:: PROMPT ::
Return all of the data exactly, with nothing left out but the pictures.

:: SOURCE MATERIAL ::
____________________

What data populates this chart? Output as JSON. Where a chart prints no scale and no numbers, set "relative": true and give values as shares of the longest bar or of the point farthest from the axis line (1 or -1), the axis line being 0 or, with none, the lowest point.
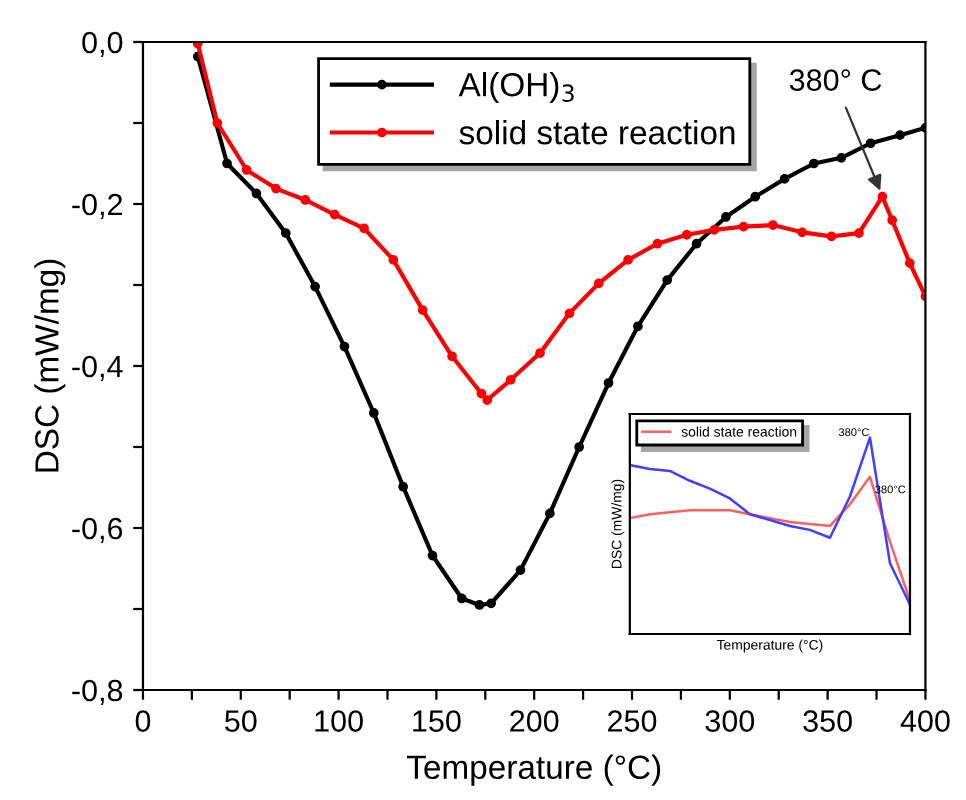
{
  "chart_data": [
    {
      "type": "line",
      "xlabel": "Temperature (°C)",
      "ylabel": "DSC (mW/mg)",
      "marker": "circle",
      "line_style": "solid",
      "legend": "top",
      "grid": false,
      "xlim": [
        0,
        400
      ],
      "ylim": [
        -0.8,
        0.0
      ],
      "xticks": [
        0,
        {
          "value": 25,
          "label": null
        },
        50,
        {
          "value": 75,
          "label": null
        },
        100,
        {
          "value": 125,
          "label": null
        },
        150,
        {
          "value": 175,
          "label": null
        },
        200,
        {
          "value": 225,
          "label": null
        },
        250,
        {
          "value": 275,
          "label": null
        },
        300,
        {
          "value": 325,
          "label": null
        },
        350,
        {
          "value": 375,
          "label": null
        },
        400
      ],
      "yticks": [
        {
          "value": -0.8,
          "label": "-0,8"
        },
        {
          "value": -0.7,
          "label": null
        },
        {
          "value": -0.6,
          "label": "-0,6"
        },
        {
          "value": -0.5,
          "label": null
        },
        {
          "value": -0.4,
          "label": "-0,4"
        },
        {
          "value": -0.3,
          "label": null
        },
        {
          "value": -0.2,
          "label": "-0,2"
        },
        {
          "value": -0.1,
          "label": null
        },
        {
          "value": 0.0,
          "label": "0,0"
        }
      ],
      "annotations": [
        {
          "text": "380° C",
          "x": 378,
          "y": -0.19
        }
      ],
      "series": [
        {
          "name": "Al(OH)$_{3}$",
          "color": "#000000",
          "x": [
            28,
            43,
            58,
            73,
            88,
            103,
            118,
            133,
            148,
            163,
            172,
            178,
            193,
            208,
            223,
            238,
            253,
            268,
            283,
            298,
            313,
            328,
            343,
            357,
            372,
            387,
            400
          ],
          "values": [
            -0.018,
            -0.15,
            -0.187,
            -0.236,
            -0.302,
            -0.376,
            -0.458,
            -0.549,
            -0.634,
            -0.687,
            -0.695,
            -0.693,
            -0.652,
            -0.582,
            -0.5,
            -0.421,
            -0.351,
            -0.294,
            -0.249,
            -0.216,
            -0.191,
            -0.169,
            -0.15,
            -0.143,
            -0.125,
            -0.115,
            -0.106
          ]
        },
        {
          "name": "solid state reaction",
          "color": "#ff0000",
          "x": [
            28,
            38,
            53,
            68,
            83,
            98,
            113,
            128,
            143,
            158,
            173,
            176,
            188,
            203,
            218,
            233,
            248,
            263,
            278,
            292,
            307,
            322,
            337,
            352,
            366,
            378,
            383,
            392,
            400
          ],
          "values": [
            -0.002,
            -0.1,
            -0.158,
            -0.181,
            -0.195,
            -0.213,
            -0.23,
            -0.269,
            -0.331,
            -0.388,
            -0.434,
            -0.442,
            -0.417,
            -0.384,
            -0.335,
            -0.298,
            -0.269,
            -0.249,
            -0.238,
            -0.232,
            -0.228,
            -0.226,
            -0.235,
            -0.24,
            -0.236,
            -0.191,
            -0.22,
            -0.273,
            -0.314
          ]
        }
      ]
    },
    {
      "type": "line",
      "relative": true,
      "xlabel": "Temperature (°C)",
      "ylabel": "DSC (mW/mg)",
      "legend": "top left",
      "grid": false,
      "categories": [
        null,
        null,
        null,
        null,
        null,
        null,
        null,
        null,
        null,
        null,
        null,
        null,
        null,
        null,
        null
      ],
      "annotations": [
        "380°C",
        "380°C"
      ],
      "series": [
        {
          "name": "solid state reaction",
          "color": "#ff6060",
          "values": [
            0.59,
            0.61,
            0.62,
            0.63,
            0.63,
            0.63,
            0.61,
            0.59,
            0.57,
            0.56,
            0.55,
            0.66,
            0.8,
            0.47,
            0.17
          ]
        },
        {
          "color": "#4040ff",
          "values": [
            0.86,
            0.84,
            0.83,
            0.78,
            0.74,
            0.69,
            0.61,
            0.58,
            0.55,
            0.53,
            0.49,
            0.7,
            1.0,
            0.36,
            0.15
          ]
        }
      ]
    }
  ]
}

____________________

:: SOLUTION FOR THIS TASK ::
What data populates this chart? Output as JSON. Where a chart prints no scale and no numbers, set "relative": true and give values as shares of the longest bar or of the point farthest from the axis line (1 or -1), the axis line being 0 or, with none, the lowest point.
{
  "chart_data": [
    {
      "type": "line",
      "xlabel": "Temperature (°C)",
      "ylabel": "DSC (mW/mg)",
      "marker": "circle",
      "line_style": "solid",
      "legend": "top",
      "grid": false,
      "xlim": [
        0,
        400
      ],
      "ylim": [
        -0.8,
        0.0
      ],
      "xticks": [
        0,
        {
          "value": 25,
          "label": null
        },
        50,
        {
          "value": 75,
          "label": null
        },
        100,
        {
          "value": 125,
          "label": null
        },
        150,
        {
          "value": 175,
          "label": null
        },
        200,
        {
          "value": 225,
          "label": null
        },
        250,
        {
          "value": 275,
          "label": null
        },
        300,
        {
          "value": 325,
          "label": null
        },
        350,
        {
          "value": 375,
          "label": null
        },
        400
      ],
      "yticks": [
        {
          "value": -0.8,
          "label": "-0,8"
        },
        {
          "value": -0.7,
          "label": null
        },
        {
          "value": -0.6,
          "label": "-0,6"
        },
        {
          "value": -0.5,
          "label": null
        },
        {
          "value": -0.4,
          "label": "-0,4"
        },
        {
          "value": -0.3,
          "label": null
        },
        {
          "value": -0.2,
          "label": "-0,2"
        },
        {
          "value": -0.1,
          "label": null
        },
        {
          "value": 0.0,
          "label": "0,0"
        }
      ],
      "annotations": [
        {
          "text": "380° C",
          "x": 378,
          "y": -0.19
        }
      ],
      "series": [
        {
          "name": "Al(OH)$_{3}$",
          "color": "#000000",
          "x": [
            28,
            43,
            58,
            73,
            88,
            103,
            118,
            133,
            148,
            163,
            172,
            178,
            193,
            208,
            223,
            238,
            253,
            268,
            283,
            298,
            313,
            328,
            343,
            357,
            372,
            387,
            400
          ],
          "values": [
            -0.018,
            -0.15,
            -0.187,
            -0.236,
            -0.302,
            -0.376,
            -0.458,
            -0.549,
            -0.634,
            -0.687,
            -0.695,
            -0.693,
            -0.652,
            -0.582,
            -0.5,
            -0.421,
            -0.351,
            -0.294,
            -0.249,
            -0.216,
            -0.191,
            -0.169,
            -0.15,
            -0.143,
            -0.125,
            -0.115,
            -0.106
          ]
        },
        {
          "name": "solid state reaction",
          "color": "#ff0000",
          "x": [
            28,
            38,
            53,
            68,
            83,
            98,
            113,
            128,
            143,
            158,
            173,
            176,
            188,
            203,
            218,
            233,
            248,
            263,
            278,
            292,
            307,
            322,
            337,
            352,
            366,
            378,
            383,
            392,
            400
          ],
          "values": [
            -0.002,
            -0.1,
            -0.158,
            -0.181,
            -0.195,
            -0.213,
            -0.23,
            -0.269,
            -0.331,
            -0.388,
            -0.434,
            -0.442,
            -0.417,
            -0.384,
            -0.335,
            -0.298,
            -0.269,
            -0.249,
            -0.238,
            -0.232,
            -0.228,
            -0.226,
            -0.235,
            -0.24,
            -0.236,
            -0.191,
            -0.22,
            -0.273,
            -0.314
          ]
        }
      ]
    },
    {
      "type": "line",
      "relative": true,
      "xlabel": "Temperature (°C)",
      "ylabel": "DSC (mW/mg)",
      "legend": "top left",
      "grid": false,
      "categories": [
        null,
        null,
        null,
        null,
        null,
        null,
        null,
        null,
        null,
        null,
        null,
        null,
        null,
        null,
        null
      ],
      "annotations": [
        "380°C",
        "380°C"
      ],
      "series": [
        {
          "name": "solid state reaction",
          "color": "#ff6060",
          "values": [
            0.59,
            0.61,
            0.62,
            0.63,
            0.63,
            0.63,
            0.61,
            0.59,
            0.57,
            0.56,
            0.55,
            0.66,
            0.8,
            0.47,
            0.17
          ]
        },
        {
          "color": "#4040ff",
          "values": [
            0.86,
            0.84,
            0.83,
            0.78,
            0.74,
            0.69,
            0.61,
            0.58,
            0.55,
            0.53,
            0.49,
            0.7,
            1.0,
            0.36,
            0.15
          ]
        }
      ]
    }
  ]
}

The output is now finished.